▶ [Instructions for the task]: Write out the listing below without alteration, omitting its pictures.

▶ [Stored data]:
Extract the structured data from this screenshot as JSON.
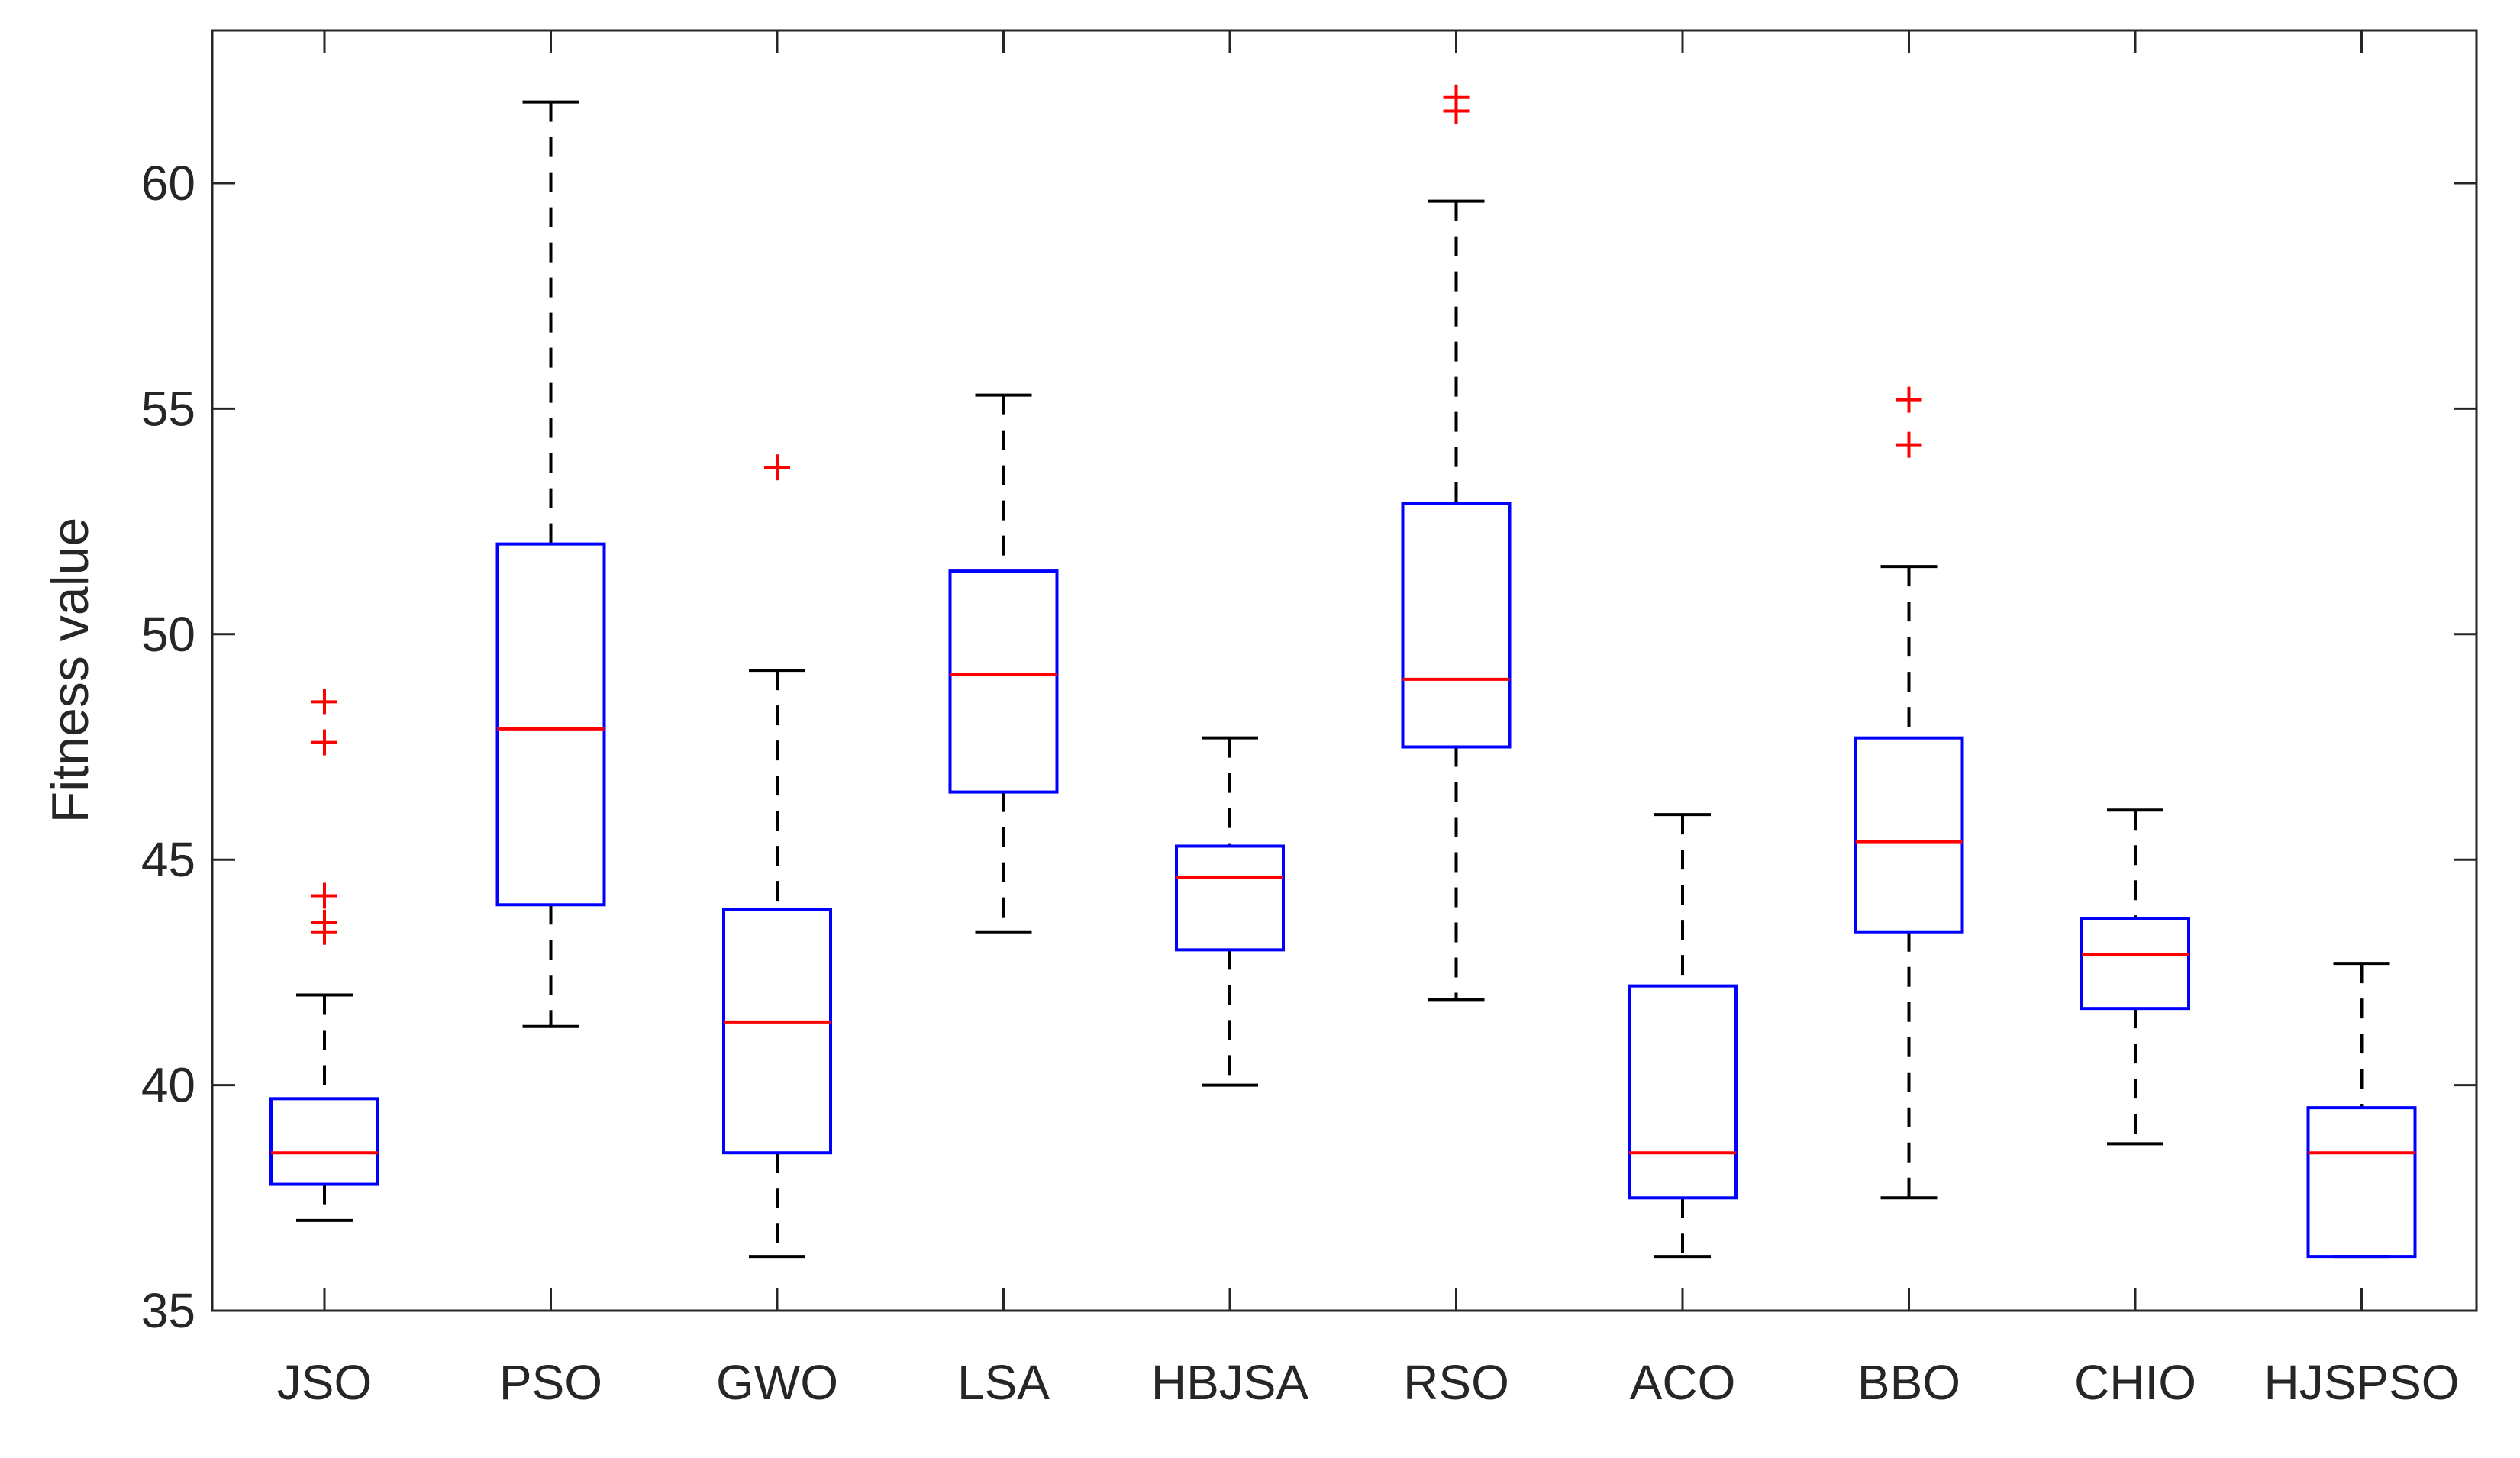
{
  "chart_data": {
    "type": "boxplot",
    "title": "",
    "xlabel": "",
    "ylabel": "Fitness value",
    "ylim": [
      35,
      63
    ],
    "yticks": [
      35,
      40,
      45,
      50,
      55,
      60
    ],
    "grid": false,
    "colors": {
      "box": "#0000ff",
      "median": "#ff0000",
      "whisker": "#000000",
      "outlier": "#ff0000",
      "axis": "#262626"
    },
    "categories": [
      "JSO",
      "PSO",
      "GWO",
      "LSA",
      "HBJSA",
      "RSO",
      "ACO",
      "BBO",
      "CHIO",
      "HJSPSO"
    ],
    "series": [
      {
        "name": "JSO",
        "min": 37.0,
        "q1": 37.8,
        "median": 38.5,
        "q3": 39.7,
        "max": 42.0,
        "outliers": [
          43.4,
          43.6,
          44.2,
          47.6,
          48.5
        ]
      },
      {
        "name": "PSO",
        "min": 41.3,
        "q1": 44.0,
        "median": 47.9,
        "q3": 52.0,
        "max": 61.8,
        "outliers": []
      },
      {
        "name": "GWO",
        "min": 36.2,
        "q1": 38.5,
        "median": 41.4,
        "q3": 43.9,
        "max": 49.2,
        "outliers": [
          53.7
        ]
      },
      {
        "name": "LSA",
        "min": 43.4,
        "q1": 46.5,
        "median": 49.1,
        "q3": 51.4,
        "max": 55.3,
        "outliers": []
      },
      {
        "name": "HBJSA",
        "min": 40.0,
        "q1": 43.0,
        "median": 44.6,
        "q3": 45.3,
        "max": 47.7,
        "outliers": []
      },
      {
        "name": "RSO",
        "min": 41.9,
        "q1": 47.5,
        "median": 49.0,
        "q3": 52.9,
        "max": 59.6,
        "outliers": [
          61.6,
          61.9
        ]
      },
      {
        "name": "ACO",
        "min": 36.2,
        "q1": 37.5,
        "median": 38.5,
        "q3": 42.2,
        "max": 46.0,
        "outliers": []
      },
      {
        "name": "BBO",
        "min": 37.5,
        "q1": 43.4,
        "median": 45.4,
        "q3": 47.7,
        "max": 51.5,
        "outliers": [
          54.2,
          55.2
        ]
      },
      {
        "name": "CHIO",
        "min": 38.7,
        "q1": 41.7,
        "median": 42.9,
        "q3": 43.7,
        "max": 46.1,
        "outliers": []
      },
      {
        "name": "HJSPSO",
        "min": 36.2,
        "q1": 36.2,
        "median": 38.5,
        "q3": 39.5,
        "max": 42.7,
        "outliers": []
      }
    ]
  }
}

▶ [Written response]:
Extract the structured data from this screenshot as JSON.
{
  "chart_data": {
    "type": "boxplot",
    "title": "",
    "xlabel": "",
    "ylabel": "Fitness value",
    "ylim": [
      35,
      63
    ],
    "yticks": [
      35,
      40,
      45,
      50,
      55,
      60
    ],
    "grid": false,
    "colors": {
      "box": "#0000ff",
      "median": "#ff0000",
      "whisker": "#000000",
      "outlier": "#ff0000",
      "axis": "#262626"
    },
    "categories": [
      "JSO",
      "PSO",
      "GWO",
      "LSA",
      "HBJSA",
      "RSO",
      "ACO",
      "BBO",
      "CHIO",
      "HJSPSO"
    ],
    "series": [
      {
        "name": "JSO",
        "min": 37.0,
        "q1": 37.8,
        "median": 38.5,
        "q3": 39.7,
        "max": 42.0,
        "outliers": [
          43.4,
          43.6,
          44.2,
          47.6,
          48.5
        ]
      },
      {
        "name": "PSO",
        "min": 41.3,
        "q1": 44.0,
        "median": 47.9,
        "q3": 52.0,
        "max": 61.8,
        "outliers": []
      },
      {
        "name": "GWO",
        "min": 36.2,
        "q1": 38.5,
        "median": 41.4,
        "q3": 43.9,
        "max": 49.2,
        "outliers": [
          53.7
        ]
      },
      {
        "name": "LSA",
        "min": 43.4,
        "q1": 46.5,
        "median": 49.1,
        "q3": 51.4,
        "max": 55.3,
        "outliers": []
      },
      {
        "name": "HBJSA",
        "min": 40.0,
        "q1": 43.0,
        "median": 44.6,
        "q3": 45.3,
        "max": 47.7,
        "outliers": []
      },
      {
        "name": "RSO",
        "min": 41.9,
        "q1": 47.5,
        "median": 49.0,
        "q3": 52.9,
        "max": 59.6,
        "outliers": [
          61.6,
          61.9
        ]
      },
      {
        "name": "ACO",
        "min": 36.2,
        "q1": 37.5,
        "median": 38.5,
        "q3": 42.2,
        "max": 46.0,
        "outliers": []
      },
      {
        "name": "BBO",
        "min": 37.5,
        "q1": 43.4,
        "median": 45.4,
        "q3": 47.7,
        "max": 51.5,
        "outliers": [
          54.2,
          55.2
        ]
      },
      {
        "name": "CHIO",
        "min": 38.7,
        "q1": 41.7,
        "median": 42.9,
        "q3": 43.7,
        "max": 46.1,
        "outliers": []
      },
      {
        "name": "HJSPSO",
        "min": 36.2,
        "q1": 36.2,
        "median": 38.5,
        "q3": 39.5,
        "max": 42.7,
        "outliers": []
      }
    ]
  }
}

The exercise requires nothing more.